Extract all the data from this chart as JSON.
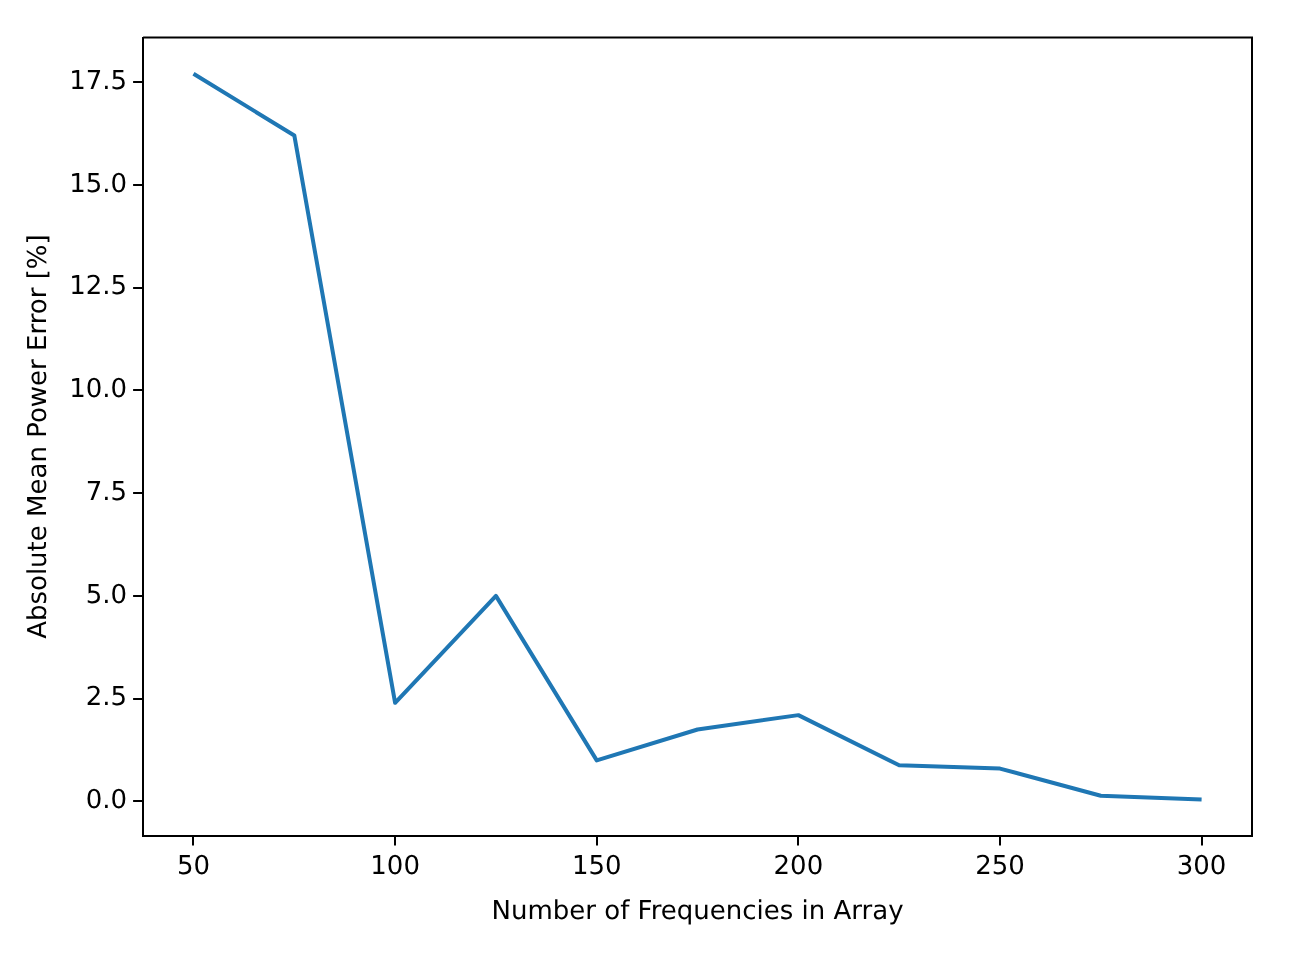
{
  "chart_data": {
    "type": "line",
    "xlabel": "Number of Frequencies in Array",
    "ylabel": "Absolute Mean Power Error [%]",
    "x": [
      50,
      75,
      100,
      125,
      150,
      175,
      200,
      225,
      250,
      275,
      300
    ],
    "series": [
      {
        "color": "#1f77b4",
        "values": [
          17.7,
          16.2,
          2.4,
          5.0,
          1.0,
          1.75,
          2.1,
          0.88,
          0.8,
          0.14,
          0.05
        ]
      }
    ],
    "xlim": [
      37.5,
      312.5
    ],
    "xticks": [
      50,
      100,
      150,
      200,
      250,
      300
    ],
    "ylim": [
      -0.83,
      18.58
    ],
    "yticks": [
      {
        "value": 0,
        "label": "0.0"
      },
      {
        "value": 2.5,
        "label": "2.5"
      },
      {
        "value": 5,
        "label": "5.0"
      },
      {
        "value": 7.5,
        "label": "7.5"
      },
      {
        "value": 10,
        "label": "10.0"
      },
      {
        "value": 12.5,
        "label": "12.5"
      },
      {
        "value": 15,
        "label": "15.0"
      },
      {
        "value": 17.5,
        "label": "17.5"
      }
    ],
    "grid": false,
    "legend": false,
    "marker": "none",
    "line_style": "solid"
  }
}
============================================================
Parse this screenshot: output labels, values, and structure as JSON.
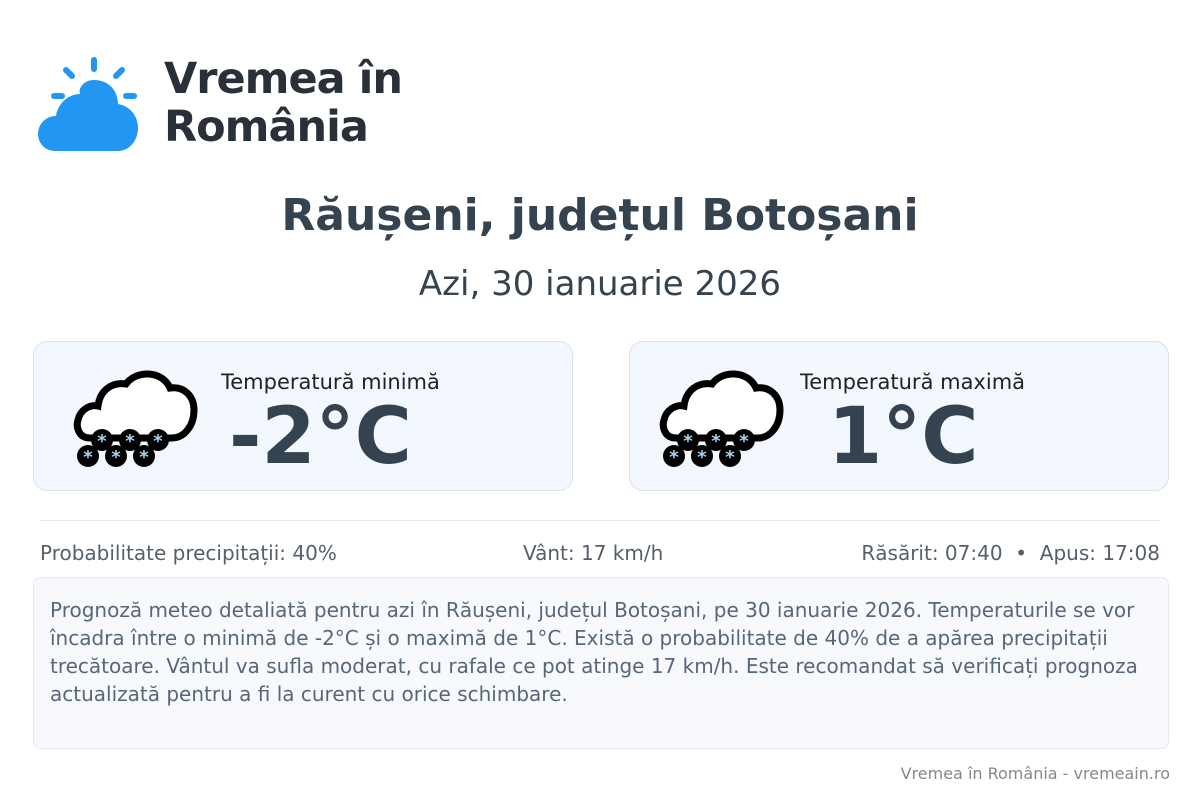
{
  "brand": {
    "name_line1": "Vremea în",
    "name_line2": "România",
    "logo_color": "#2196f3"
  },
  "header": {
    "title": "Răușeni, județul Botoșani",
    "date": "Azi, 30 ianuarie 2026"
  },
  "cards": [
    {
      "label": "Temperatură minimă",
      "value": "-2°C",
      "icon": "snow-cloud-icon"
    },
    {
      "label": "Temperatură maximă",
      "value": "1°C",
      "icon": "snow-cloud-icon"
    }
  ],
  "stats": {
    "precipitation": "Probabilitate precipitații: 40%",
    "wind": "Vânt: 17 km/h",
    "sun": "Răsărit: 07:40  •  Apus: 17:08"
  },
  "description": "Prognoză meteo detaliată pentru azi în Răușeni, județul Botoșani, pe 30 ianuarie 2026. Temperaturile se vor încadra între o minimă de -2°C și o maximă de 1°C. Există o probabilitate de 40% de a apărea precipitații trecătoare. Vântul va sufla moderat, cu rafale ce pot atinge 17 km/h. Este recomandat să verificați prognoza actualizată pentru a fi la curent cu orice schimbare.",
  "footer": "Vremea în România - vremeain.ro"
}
============================================================
* EXERCISE DESCRIPTION *
Gather up the lines that contain the word "Botoșani".

* COMPLETE RESPONSE *
    "title": "Răușeni, județul Botoșani",
  "description": "Prognoză meteo detaliată pentru azi în Răușeni, județul Botoșani, pe 30 ianuarie 2026. Temperaturile se vor încadra între o minimă de -2°C și o maximă de 1°C. Există o probabilitate de 40% de a apărea precipitații trecătoare. Vântul va sufla moderat, cu rafale ce pot atinge 17 km/h. Este recomandat să verificați prognoza actualizată pentru a fi la curent cu orice schimbare.",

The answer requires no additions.